(Short task) Transcribe the listing that follows in full, omitting pictures.

______________________________

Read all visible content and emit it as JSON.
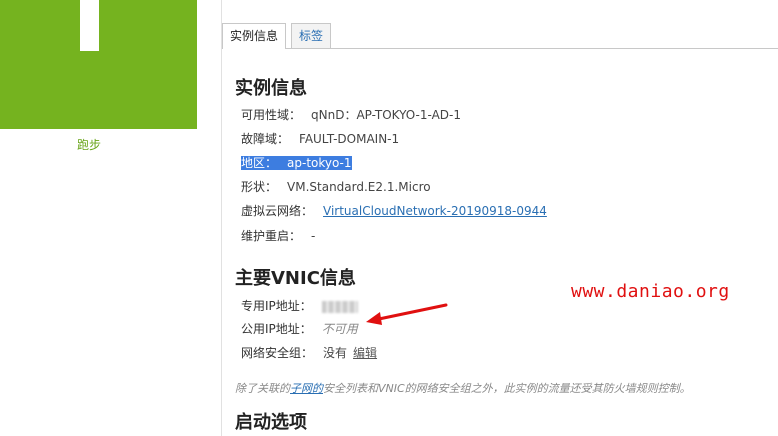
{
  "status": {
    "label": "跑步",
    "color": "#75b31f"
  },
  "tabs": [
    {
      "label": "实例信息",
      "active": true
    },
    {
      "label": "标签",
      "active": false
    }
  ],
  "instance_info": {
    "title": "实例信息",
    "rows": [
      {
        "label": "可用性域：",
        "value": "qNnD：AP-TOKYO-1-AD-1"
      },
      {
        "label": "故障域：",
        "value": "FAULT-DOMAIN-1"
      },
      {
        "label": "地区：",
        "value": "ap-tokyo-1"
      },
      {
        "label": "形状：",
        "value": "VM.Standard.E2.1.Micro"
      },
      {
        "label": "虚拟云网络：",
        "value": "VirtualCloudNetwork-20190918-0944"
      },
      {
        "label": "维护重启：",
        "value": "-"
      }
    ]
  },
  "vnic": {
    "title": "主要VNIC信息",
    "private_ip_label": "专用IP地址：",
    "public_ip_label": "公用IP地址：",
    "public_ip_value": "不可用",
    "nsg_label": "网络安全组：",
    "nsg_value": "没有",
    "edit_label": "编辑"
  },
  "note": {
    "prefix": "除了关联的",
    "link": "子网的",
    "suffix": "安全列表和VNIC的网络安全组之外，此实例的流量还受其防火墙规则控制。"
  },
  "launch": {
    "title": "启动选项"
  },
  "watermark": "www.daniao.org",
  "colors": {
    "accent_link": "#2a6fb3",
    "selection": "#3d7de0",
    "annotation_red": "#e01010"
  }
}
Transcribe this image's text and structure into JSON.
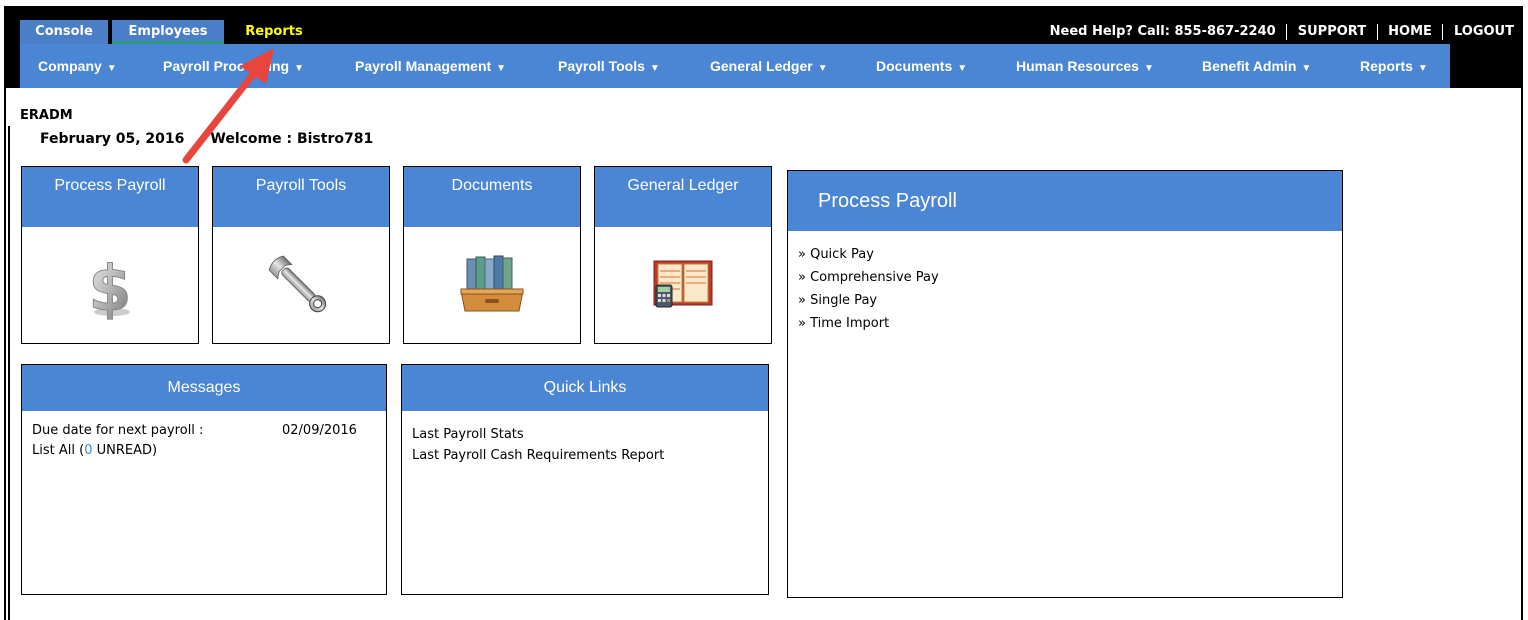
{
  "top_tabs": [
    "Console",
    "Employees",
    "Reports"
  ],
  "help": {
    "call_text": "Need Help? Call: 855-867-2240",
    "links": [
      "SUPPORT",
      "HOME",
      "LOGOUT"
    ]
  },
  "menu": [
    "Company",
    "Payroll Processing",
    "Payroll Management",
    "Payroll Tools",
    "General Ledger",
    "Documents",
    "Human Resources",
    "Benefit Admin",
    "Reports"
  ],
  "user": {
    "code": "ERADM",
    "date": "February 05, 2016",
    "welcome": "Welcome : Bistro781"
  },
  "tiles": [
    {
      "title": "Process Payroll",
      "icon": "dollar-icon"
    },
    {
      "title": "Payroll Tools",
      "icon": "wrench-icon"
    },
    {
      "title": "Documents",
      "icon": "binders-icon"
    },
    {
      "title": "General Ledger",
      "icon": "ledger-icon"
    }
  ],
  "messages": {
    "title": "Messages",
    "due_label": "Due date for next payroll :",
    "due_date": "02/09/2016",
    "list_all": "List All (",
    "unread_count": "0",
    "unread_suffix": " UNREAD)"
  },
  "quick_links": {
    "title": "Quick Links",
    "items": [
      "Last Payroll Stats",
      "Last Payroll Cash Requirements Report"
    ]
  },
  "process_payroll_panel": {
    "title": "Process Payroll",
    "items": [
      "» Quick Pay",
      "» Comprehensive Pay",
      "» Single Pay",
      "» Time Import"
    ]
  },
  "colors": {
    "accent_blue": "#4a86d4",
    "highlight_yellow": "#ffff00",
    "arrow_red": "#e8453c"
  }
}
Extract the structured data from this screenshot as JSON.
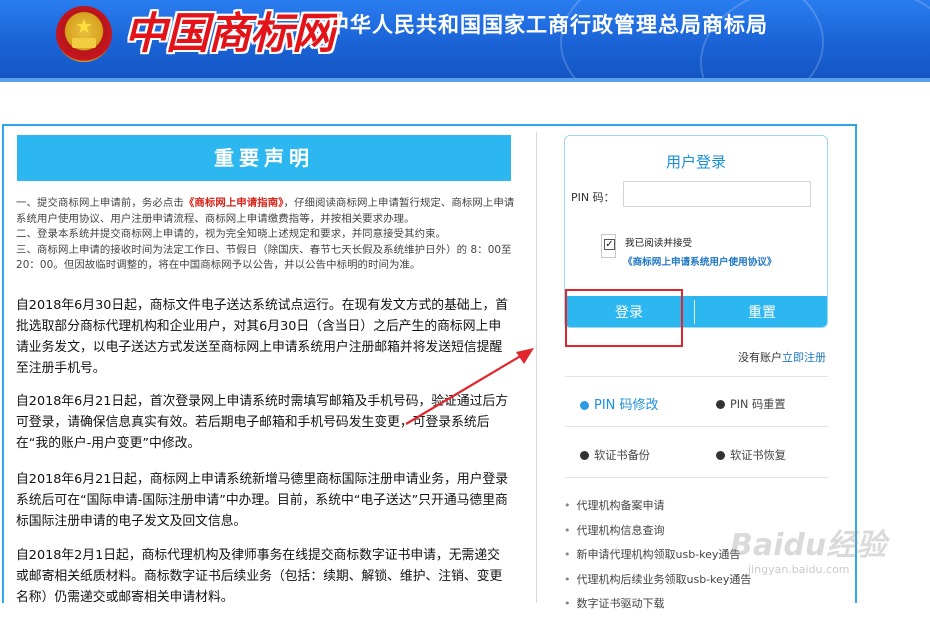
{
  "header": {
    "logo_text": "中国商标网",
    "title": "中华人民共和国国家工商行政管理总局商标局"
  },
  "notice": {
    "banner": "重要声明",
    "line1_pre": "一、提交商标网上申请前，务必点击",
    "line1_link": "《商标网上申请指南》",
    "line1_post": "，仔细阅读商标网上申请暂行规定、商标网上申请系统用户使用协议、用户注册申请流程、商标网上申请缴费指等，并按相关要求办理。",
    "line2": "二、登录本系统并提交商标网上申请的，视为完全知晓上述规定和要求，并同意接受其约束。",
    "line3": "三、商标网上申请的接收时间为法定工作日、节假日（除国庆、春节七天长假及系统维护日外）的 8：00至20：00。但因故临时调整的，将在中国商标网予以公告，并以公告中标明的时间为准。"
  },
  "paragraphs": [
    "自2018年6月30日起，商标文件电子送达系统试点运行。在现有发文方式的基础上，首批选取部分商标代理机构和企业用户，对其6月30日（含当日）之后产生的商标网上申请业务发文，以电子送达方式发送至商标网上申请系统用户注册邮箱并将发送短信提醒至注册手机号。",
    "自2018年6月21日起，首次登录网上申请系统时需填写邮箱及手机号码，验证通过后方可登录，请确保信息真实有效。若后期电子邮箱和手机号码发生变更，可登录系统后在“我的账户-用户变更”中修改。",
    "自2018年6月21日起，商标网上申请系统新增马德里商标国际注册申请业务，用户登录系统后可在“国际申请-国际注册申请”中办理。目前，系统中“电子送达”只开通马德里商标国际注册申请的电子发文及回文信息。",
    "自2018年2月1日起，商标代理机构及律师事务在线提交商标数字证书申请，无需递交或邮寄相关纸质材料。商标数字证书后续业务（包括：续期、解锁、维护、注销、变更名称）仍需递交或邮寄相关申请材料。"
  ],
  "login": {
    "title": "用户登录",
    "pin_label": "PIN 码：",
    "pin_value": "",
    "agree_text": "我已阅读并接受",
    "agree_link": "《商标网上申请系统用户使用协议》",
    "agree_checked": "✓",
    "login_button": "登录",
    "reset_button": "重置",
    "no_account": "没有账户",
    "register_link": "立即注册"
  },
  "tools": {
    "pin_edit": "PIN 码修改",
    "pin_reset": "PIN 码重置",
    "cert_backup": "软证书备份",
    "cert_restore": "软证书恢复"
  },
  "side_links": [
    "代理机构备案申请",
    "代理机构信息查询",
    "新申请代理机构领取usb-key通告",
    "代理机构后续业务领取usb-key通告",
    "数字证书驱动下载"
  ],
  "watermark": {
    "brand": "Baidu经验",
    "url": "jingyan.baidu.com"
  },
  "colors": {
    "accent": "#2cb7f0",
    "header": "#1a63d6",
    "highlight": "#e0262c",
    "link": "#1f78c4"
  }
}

______________________________

(Full solution)
Read all visible content and emit it as JSON.
{
  "status": {
    "label": "跑步",
    "color": "#75b31f"
  },
  "tabs": [
    {
      "label": "实例信息",
      "active": true
    },
    {
      "label": "标签",
      "active": false
    }
  ],
  "instance_info": {
    "title": "实例信息",
    "rows": [
      {
        "label": "可用性域：",
        "value": "qNnD：AP-TOKYO-1-AD-1"
      },
      {
        "label": "故障域：",
        "value": "FAULT-DOMAIN-1"
      },
      {
        "label": "地区：",
        "value": "ap-tokyo-1"
      },
      {
        "label": "形状：",
        "value": "VM.Standard.E2.1.Micro"
      },
      {
        "label": "虚拟云网络：",
        "value": "VirtualCloudNetwork-20190918-0944"
      },
      {
        "label": "维护重启：",
        "value": "-"
      }
    ]
  },
  "vnic": {
    "title": "主要VNIC信息",
    "private_ip_label": "专用IP地址：",
    "public_ip_label": "公用IP地址：",
    "public_ip_value": "不可用",
    "nsg_label": "网络安全组：",
    "nsg_value": "没有",
    "edit_label": "编辑"
  },
  "note": {
    "prefix": "除了关联的",
    "link": "子网的",
    "suffix": "安全列表和VNIC的网络安全组之外，此实例的流量还受其防火墙规则控制。"
  },
  "launch": {
    "title": "启动选项"
  },
  "watermark": "www.daniao.org",
  "colors": {
    "accent_link": "#2a6fb3",
    "selection": "#3d7de0",
    "annotation_red": "#e01010"
  }
}
Transcribe this image's text and structure into JSON.
{
  "top_tabs": [
    "Console",
    "Employees",
    "Reports"
  ],
  "help": {
    "call_text": "Need Help? Call: 855-867-2240",
    "links": [
      "SUPPORT",
      "HOME",
      "LOGOUT"
    ]
  },
  "menu": [
    "Company",
    "Payroll Processing",
    "Payroll Management",
    "Payroll Tools",
    "General Ledger",
    "Documents",
    "Human Resources",
    "Benefit Admin",
    "Reports"
  ],
  "user": {
    "code": "ERADM",
    "date": "February 05, 2016",
    "welcome": "Welcome : Bistro781"
  },
  "tiles": [
    {
      "title": "Process Payroll",
      "icon": "dollar-icon"
    },
    {
      "title": "Payroll Tools",
      "icon": "wrench-icon"
    },
    {
      "title": "Documents",
      "icon": "binders-icon"
    },
    {
      "title": "General Ledger",
      "icon": "ledger-icon"
    }
  ],
  "messages": {
    "title": "Messages",
    "due_label": "Due date for next payroll :",
    "due_date": "02/09/2016",
    "list_all": "List All (",
    "unread_count": "0",
    "unread_suffix": " UNREAD)"
  },
  "quick_links": {
    "title": "Quick Links",
    "items": [
      "Last Payroll Stats",
      "Last Payroll Cash Requirements Report"
    ]
  },
  "process_payroll_panel": {
    "title": "Process Payroll",
    "items": [
      "» Quick Pay",
      "» Comprehensive Pay",
      "» Single Pay",
      "» Time Import"
    ]
  },
  "colors": {
    "accent_blue": "#4a86d4",
    "highlight_yellow": "#ffff00",
    "arrow_red": "#e8453c"
  }
}
Extract the structured data from this screenshot as JSON.
{
  "header": {
    "logo_text": "中国商标网",
    "title": "中华人民共和国国家工商行政管理总局商标局"
  },
  "notice": {
    "banner": "重要声明",
    "line1_pre": "一、提交商标网上申请前，务必点击",
    "line1_link": "《商标网上申请指南》",
    "line1_post": "，仔细阅读商标网上申请暂行规定、商标网上申请系统用户使用协议、用户注册申请流程、商标网上申请缴费指等，并按相关要求办理。",
    "line2": "二、登录本系统并提交商标网上申请的，视为完全知晓上述规定和要求，并同意接受其约束。",
    "line3": "三、商标网上申请的接收时间为法定工作日、节假日（除国庆、春节七天长假及系统维护日外）的 8：00至20：00。但因故临时调整的，将在中国商标网予以公告，并以公告中标明的时间为准。"
  },
  "paragraphs": [
    "自2018年6月30日起，商标文件电子送达系统试点运行。在现有发文方式的基础上，首批选取部分商标代理机构和企业用户，对其6月30日（含当日）之后产生的商标网上申请业务发文，以电子送达方式发送至商标网上申请系统用户注册邮箱并将发送短信提醒至注册手机号。",
    "自2018年6月21日起，首次登录网上申请系统时需填写邮箱及手机号码，验证通过后方可登录，请确保信息真实有效。若后期电子邮箱和手机号码发生变更，可登录系统后在“我的账户-用户变更”中修改。",
    "自2018年6月21日起，商标网上申请系统新增马德里商标国际注册申请业务，用户登录系统后可在“国际申请-国际注册申请”中办理。目前，系统中“电子送达”只开通马德里商标国际注册申请的电子发文及回文信息。",
    "自2018年2月1日起，商标代理机构及律师事务在线提交商标数字证书申请，无需递交或邮寄相关纸质材料。商标数字证书后续业务（包括：续期、解锁、维护、注销、变更名称）仍需递交或邮寄相关申请材料。"
  ],
  "login": {
    "title": "用户登录",
    "pin_label": "PIN 码：",
    "pin_value": "",
    "agree_text": "我已阅读并接受",
    "agree_link": "《商标网上申请系统用户使用协议》",
    "agree_checked": "✓",
    "login_button": "登录",
    "reset_button": "重置",
    "no_account": "没有账户",
    "register_link": "立即注册"
  },
  "tools": {
    "pin_edit": "PIN 码修改",
    "pin_reset": "PIN 码重置",
    "cert_backup": "软证书备份",
    "cert_restore": "软证书恢复"
  },
  "side_links": [
    "代理机构备案申请",
    "代理机构信息查询",
    "新申请代理机构领取usb-key通告",
    "代理机构后续业务领取usb-key通告",
    "数字证书驱动下载"
  ],
  "watermark": {
    "brand": "Baidu经验",
    "url": "jingyan.baidu.com"
  },
  "colors": {
    "accent": "#2cb7f0",
    "header": "#1a63d6",
    "highlight": "#e0262c",
    "link": "#1f78c4"
  }
}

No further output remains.